— Start Record list —

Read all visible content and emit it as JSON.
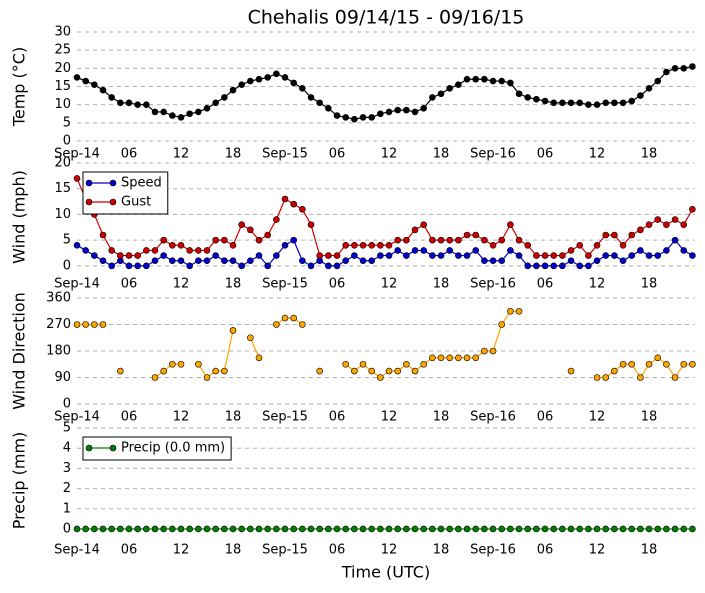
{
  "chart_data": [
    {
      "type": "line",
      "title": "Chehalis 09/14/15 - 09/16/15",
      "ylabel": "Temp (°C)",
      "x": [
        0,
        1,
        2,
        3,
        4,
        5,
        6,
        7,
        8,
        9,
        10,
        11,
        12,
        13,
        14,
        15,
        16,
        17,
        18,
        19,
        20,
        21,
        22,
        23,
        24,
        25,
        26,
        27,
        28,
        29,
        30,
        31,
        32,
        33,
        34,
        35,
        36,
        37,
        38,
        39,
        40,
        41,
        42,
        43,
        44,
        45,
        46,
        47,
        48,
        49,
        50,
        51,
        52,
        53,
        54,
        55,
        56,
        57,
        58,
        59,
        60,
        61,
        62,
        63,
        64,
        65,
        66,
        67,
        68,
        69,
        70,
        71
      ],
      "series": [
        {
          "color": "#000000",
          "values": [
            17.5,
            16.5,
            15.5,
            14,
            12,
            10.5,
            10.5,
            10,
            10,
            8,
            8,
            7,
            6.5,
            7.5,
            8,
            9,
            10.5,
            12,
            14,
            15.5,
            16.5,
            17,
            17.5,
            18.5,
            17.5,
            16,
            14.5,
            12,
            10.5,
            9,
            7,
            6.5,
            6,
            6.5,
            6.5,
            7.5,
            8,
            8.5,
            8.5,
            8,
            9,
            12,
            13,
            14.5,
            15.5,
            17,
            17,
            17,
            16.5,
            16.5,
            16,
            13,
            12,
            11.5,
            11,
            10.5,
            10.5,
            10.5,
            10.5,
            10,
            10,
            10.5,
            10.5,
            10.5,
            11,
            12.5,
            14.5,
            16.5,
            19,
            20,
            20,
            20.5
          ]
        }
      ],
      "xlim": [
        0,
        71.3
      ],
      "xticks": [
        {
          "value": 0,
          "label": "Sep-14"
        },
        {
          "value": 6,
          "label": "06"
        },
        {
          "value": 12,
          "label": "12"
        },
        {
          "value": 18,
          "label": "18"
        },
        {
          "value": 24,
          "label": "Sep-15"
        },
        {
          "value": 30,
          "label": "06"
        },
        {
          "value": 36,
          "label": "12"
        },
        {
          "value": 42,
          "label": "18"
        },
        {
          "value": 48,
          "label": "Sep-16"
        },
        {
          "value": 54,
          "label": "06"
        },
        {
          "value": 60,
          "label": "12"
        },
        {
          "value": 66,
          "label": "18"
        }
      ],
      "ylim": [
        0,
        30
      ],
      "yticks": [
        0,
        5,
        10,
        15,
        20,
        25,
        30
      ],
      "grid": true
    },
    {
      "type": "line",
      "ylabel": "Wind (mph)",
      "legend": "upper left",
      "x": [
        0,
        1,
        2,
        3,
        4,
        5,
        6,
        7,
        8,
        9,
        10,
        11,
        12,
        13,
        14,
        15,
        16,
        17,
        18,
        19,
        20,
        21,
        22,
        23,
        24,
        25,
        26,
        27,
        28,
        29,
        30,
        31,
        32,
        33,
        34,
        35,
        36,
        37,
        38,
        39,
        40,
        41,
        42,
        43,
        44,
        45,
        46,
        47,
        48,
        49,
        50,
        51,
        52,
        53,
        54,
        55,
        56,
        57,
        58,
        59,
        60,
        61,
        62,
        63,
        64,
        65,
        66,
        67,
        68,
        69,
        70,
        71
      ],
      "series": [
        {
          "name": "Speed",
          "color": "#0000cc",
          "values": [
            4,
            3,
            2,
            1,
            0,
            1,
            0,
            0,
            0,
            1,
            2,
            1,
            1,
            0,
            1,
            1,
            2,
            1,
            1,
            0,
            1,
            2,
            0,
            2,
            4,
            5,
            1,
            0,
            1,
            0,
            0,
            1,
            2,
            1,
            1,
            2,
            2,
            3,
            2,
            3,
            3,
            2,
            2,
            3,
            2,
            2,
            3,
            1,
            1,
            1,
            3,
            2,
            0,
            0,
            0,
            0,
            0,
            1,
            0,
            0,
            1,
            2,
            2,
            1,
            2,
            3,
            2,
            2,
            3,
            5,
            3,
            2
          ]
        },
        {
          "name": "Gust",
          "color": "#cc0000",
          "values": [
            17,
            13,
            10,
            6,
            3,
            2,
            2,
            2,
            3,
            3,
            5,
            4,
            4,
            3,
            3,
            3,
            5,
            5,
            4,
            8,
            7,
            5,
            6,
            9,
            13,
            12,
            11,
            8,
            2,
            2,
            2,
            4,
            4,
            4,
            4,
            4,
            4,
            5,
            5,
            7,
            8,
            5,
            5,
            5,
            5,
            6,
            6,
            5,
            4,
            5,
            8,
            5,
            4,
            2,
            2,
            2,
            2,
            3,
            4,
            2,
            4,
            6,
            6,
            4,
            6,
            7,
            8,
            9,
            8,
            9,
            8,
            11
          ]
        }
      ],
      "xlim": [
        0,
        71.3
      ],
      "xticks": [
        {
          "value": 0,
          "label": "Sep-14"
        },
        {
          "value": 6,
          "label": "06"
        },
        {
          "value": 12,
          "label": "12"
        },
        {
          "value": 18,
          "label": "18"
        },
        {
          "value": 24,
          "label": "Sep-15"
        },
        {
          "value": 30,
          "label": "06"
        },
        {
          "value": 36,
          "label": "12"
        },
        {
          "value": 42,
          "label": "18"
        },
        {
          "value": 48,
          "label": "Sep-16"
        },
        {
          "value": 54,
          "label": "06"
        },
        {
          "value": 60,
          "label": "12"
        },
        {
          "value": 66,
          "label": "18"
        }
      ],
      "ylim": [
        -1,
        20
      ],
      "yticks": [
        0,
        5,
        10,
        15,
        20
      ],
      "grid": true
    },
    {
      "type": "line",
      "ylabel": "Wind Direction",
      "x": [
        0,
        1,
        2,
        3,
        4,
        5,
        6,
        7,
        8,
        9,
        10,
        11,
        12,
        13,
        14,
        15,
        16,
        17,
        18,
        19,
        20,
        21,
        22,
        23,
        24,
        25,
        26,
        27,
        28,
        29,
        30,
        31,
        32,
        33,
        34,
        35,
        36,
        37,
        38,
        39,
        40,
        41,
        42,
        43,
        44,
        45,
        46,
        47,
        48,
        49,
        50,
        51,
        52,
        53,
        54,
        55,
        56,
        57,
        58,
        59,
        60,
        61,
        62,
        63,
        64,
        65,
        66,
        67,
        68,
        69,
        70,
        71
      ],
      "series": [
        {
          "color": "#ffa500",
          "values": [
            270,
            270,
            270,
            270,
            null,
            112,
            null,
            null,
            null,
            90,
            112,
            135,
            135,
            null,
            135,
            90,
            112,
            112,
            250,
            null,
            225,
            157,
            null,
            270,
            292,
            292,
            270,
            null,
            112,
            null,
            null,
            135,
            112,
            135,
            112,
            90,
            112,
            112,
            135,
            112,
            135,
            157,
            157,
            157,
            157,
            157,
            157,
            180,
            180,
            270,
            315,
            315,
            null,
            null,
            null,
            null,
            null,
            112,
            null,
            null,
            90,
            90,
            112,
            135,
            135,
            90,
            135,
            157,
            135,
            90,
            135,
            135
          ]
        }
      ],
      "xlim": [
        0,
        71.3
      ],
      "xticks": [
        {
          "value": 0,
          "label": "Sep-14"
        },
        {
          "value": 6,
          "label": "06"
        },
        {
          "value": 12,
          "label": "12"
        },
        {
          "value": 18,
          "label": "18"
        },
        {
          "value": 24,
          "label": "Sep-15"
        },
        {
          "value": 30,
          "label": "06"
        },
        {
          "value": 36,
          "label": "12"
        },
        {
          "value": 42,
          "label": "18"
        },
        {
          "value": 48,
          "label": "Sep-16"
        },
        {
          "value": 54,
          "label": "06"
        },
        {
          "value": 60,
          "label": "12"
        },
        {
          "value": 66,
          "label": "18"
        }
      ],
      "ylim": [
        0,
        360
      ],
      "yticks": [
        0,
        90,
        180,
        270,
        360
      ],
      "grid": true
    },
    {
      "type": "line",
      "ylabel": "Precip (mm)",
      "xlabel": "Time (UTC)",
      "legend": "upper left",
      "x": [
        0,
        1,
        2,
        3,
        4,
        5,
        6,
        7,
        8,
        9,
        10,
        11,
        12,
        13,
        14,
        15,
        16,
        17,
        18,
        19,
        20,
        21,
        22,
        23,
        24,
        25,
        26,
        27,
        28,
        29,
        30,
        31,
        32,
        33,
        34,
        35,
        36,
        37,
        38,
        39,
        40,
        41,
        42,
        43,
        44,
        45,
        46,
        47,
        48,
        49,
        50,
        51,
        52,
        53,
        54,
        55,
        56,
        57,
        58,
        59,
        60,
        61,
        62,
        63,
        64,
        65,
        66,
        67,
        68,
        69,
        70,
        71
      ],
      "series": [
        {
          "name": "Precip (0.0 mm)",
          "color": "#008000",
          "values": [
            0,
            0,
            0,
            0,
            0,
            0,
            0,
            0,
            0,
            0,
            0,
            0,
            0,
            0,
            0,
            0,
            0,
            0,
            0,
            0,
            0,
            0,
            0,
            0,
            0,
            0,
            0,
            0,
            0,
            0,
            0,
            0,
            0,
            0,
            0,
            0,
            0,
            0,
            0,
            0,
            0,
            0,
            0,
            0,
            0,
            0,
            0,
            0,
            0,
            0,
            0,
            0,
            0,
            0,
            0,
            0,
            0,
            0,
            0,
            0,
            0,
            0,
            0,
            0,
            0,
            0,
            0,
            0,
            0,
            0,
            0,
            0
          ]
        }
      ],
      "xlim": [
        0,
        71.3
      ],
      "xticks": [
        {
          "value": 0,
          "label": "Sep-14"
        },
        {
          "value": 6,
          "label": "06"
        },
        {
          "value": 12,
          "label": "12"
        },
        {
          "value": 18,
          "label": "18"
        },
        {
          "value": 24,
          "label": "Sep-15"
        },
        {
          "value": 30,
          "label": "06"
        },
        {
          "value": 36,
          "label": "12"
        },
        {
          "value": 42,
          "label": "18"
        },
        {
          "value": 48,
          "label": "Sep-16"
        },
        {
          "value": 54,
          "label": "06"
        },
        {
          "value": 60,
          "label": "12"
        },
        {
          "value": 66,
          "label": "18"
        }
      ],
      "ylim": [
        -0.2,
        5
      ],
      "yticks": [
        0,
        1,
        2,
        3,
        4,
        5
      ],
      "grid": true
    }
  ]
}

— End Record list —

Check each line of the records for the string "Wind" and state how many lines contain it. Give only the number.

2